═════ MATERIAL SHOWN

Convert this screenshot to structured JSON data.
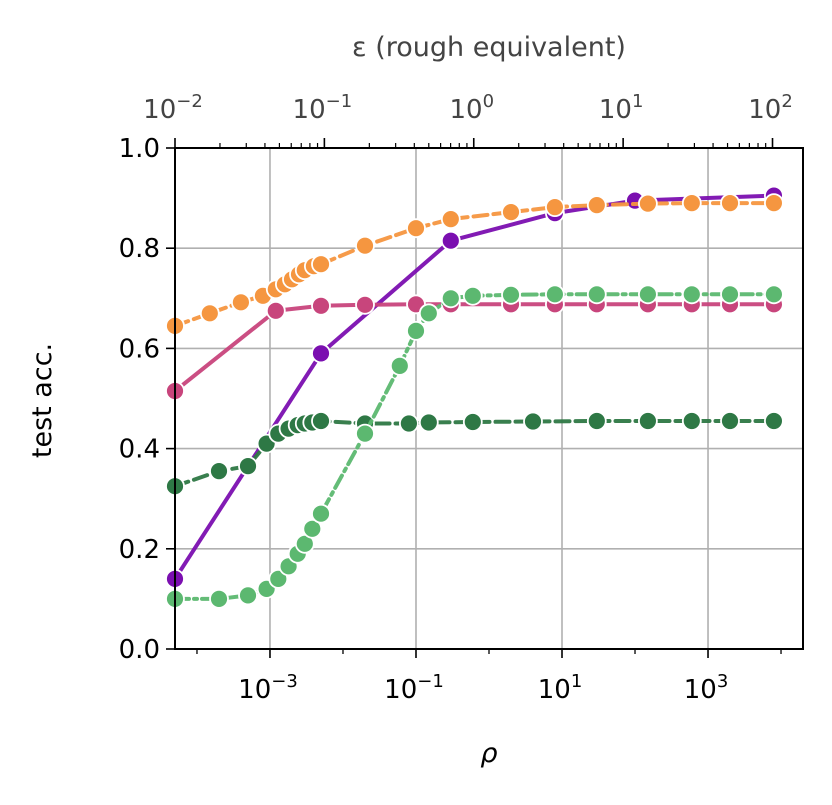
{
  "chart_data": {
    "type": "line",
    "xlabel": "ρ",
    "ylabel": "test acc.",
    "top_xlabel": "ε (rough equivalent)",
    "xscale": "log",
    "top_xscale": "log",
    "xlim": [
      5e-05,
      20000
    ],
    "top_xlim": [
      0.01,
      160
    ],
    "ylim": [
      0.0,
      1.0
    ],
    "grid": true,
    "x_ticks": [
      {
        "value": 0.001,
        "base": "10",
        "exp": "−3"
      },
      {
        "value": 0.1,
        "base": "10",
        "exp": "−1"
      },
      {
        "value": 10,
        "base": "10",
        "exp": "1"
      },
      {
        "value": 1000,
        "base": "10",
        "exp": "3"
      }
    ],
    "top_ticks": [
      {
        "value": 0.01,
        "base": "10",
        "exp": "−2"
      },
      {
        "value": 0.1,
        "base": "10",
        "exp": "−1"
      },
      {
        "value": 1,
        "base": "10",
        "exp": "0"
      },
      {
        "value": 10,
        "base": "10",
        "exp": "1"
      },
      {
        "value": 100,
        "base": "10",
        "exp": "2"
      }
    ],
    "y_ticks": [
      {
        "value": 0.0,
        "label": "0.0"
      },
      {
        "value": 0.2,
        "label": "0.2"
      },
      {
        "value": 0.4,
        "label": "0.4"
      },
      {
        "value": 0.6,
        "label": "0.6"
      },
      {
        "value": 0.8,
        "label": "0.8"
      },
      {
        "value": 1.0,
        "label": "1.0"
      }
    ],
    "series": [
      {
        "color": "#7b0fb0",
        "dash": "solid",
        "x": [
          5e-05,
          0.005,
          0.3,
          8,
          100,
          8000
        ],
        "y": [
          0.14,
          0.59,
          0.815,
          0.87,
          0.895,
          0.905
        ]
      },
      {
        "color": "#c8457c",
        "dash": "solid",
        "x": [
          5e-05,
          0.0012,
          0.005,
          0.02,
          0.1,
          0.3,
          2,
          8,
          30,
          150,
          600,
          2000,
          8000
        ],
        "y": [
          0.515,
          0.675,
          0.685,
          0.687,
          0.688,
          0.688,
          0.688,
          0.688,
          0.688,
          0.688,
          0.688,
          0.688,
          0.688
        ]
      },
      {
        "color": "#f59640",
        "dash": "dashed",
        "x": [
          5e-05,
          0.00015,
          0.0004,
          0.0008,
          0.0012,
          0.0016,
          0.002,
          0.0025,
          0.003,
          0.004,
          0.005,
          0.02,
          0.1,
          0.3,
          2,
          8,
          30,
          150,
          600,
          2000,
          8000
        ],
        "y": [
          0.645,
          0.67,
          0.692,
          0.705,
          0.718,
          0.728,
          0.738,
          0.748,
          0.756,
          0.764,
          0.768,
          0.805,
          0.84,
          0.858,
          0.872,
          0.882,
          0.886,
          0.889,
          0.89,
          0.89,
          0.89
        ]
      },
      {
        "color": "#2e7845",
        "dash": "dashed",
        "x": [
          5e-05,
          0.0002,
          0.0005,
          0.0009,
          0.0013,
          0.0018,
          0.0024,
          0.003,
          0.0038,
          0.005,
          0.02,
          0.08,
          0.15,
          0.6,
          4,
          30,
          150,
          600,
          2000,
          8000
        ],
        "y": [
          0.325,
          0.355,
          0.365,
          0.41,
          0.43,
          0.44,
          0.447,
          0.45,
          0.452,
          0.455,
          0.45,
          0.45,
          0.452,
          0.453,
          0.454,
          0.455,
          0.455,
          0.455,
          0.455,
          0.455
        ]
      },
      {
        "color": "#5cb870",
        "dash": "dashdot",
        "x": [
          5e-05,
          0.0002,
          0.0005,
          0.0009,
          0.0013,
          0.0018,
          0.0024,
          0.003,
          0.0038,
          0.005,
          0.02,
          0.06,
          0.1,
          0.15,
          0.3,
          0.6,
          2,
          8,
          30,
          150,
          600,
          2000,
          8000
        ],
        "y": [
          0.1,
          0.1,
          0.107,
          0.12,
          0.14,
          0.165,
          0.19,
          0.21,
          0.24,
          0.27,
          0.43,
          0.565,
          0.635,
          0.67,
          0.7,
          0.705,
          0.707,
          0.708,
          0.708,
          0.708,
          0.708,
          0.708,
          0.708
        ]
      }
    ]
  }
}
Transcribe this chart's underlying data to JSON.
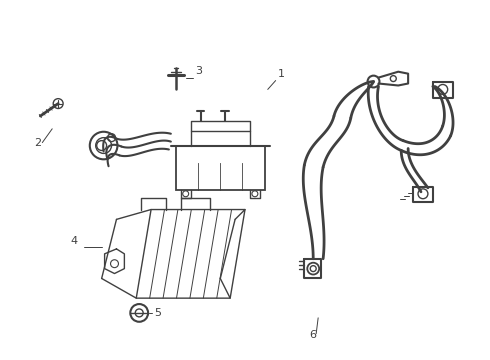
{
  "background_color": "#ffffff",
  "line_color": "#404040",
  "line_width": 1.0,
  "label_color": "#000000",
  "label_fontsize": 8,
  "fig_width": 4.9,
  "fig_height": 3.6,
  "dpi": 100
}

══════════

→ **REQUIREMENT**
Repeat the material verbatim. Do not carry over any picture.

→ **FULL RESPONSE**
Convert this screenshot to structured JSON data.
{
  "chart_data": {
    "type": "line",
    "xlabel": "ρ",
    "ylabel": "test acc.",
    "top_xlabel": "ε (rough equivalent)",
    "xscale": "log",
    "top_xscale": "log",
    "xlim": [
      5e-05,
      20000
    ],
    "top_xlim": [
      0.01,
      160
    ],
    "ylim": [
      0.0,
      1.0
    ],
    "grid": true,
    "x_ticks": [
      {
        "value": 0.001,
        "base": "10",
        "exp": "−3"
      },
      {
        "value": 0.1,
        "base": "10",
        "exp": "−1"
      },
      {
        "value": 10,
        "base": "10",
        "exp": "1"
      },
      {
        "value": 1000,
        "base": "10",
        "exp": "3"
      }
    ],
    "top_ticks": [
      {
        "value": 0.01,
        "base": "10",
        "exp": "−2"
      },
      {
        "value": 0.1,
        "base": "10",
        "exp": "−1"
      },
      {
        "value": 1,
        "base": "10",
        "exp": "0"
      },
      {
        "value": 10,
        "base": "10",
        "exp": "1"
      },
      {
        "value": 100,
        "base": "10",
        "exp": "2"
      }
    ],
    "y_ticks": [
      {
        "value": 0.0,
        "label": "0.0"
      },
      {
        "value": 0.2,
        "label": "0.2"
      },
      {
        "value": 0.4,
        "label": "0.4"
      },
      {
        "value": 0.6,
        "label": "0.6"
      },
      {
        "value": 0.8,
        "label": "0.8"
      },
      {
        "value": 1.0,
        "label": "1.0"
      }
    ],
    "series": [
      {
        "color": "#7b0fb0",
        "dash": "solid",
        "x": [
          5e-05,
          0.005,
          0.3,
          8,
          100,
          8000
        ],
        "y": [
          0.14,
          0.59,
          0.815,
          0.87,
          0.895,
          0.905
        ]
      },
      {
        "color": "#c8457c",
        "dash": "solid",
        "x": [
          5e-05,
          0.0012,
          0.005,
          0.02,
          0.1,
          0.3,
          2,
          8,
          30,
          150,
          600,
          2000,
          8000
        ],
        "y": [
          0.515,
          0.675,
          0.685,
          0.687,
          0.688,
          0.688,
          0.688,
          0.688,
          0.688,
          0.688,
          0.688,
          0.688,
          0.688
        ]
      },
      {
        "color": "#f59640",
        "dash": "dashed",
        "x": [
          5e-05,
          0.00015,
          0.0004,
          0.0008,
          0.0012,
          0.0016,
          0.002,
          0.0025,
          0.003,
          0.004,
          0.005,
          0.02,
          0.1,
          0.3,
          2,
          8,
          30,
          150,
          600,
          2000,
          8000
        ],
        "y": [
          0.645,
          0.67,
          0.692,
          0.705,
          0.718,
          0.728,
          0.738,
          0.748,
          0.756,
          0.764,
          0.768,
          0.805,
          0.84,
          0.858,
          0.872,
          0.882,
          0.886,
          0.889,
          0.89,
          0.89,
          0.89
        ]
      },
      {
        "color": "#2e7845",
        "dash": "dashed",
        "x": [
          5e-05,
          0.0002,
          0.0005,
          0.0009,
          0.0013,
          0.0018,
          0.0024,
          0.003,
          0.0038,
          0.005,
          0.02,
          0.08,
          0.15,
          0.6,
          4,
          30,
          150,
          600,
          2000,
          8000
        ],
        "y": [
          0.325,
          0.355,
          0.365,
          0.41,
          0.43,
          0.44,
          0.447,
          0.45,
          0.452,
          0.455,
          0.45,
          0.45,
          0.452,
          0.453,
          0.454,
          0.455,
          0.455,
          0.455,
          0.455,
          0.455
        ]
      },
      {
        "color": "#5cb870",
        "dash": "dashdot",
        "x": [
          5e-05,
          0.0002,
          0.0005,
          0.0009,
          0.0013,
          0.0018,
          0.0024,
          0.003,
          0.0038,
          0.005,
          0.02,
          0.06,
          0.1,
          0.15,
          0.3,
          0.6,
          2,
          8,
          30,
          150,
          600,
          2000,
          8000
        ],
        "y": [
          0.1,
          0.1,
          0.107,
          0.12,
          0.14,
          0.165,
          0.19,
          0.21,
          0.24,
          0.27,
          0.43,
          0.565,
          0.635,
          0.67,
          0.7,
          0.705,
          0.707,
          0.708,
          0.708,
          0.708,
          0.708,
          0.708,
          0.708
        ]
      }
    ]
  }
}
Transcribe this chart's underlying data to JSON.
{
  "background_color": "#ffffff",
  "line_color": "#404040",
  "line_width": 1.0,
  "label_color": "#000000",
  "label_fontsize": 8,
  "fig_width": 4.9,
  "fig_height": 3.6,
  "dpi": 100
}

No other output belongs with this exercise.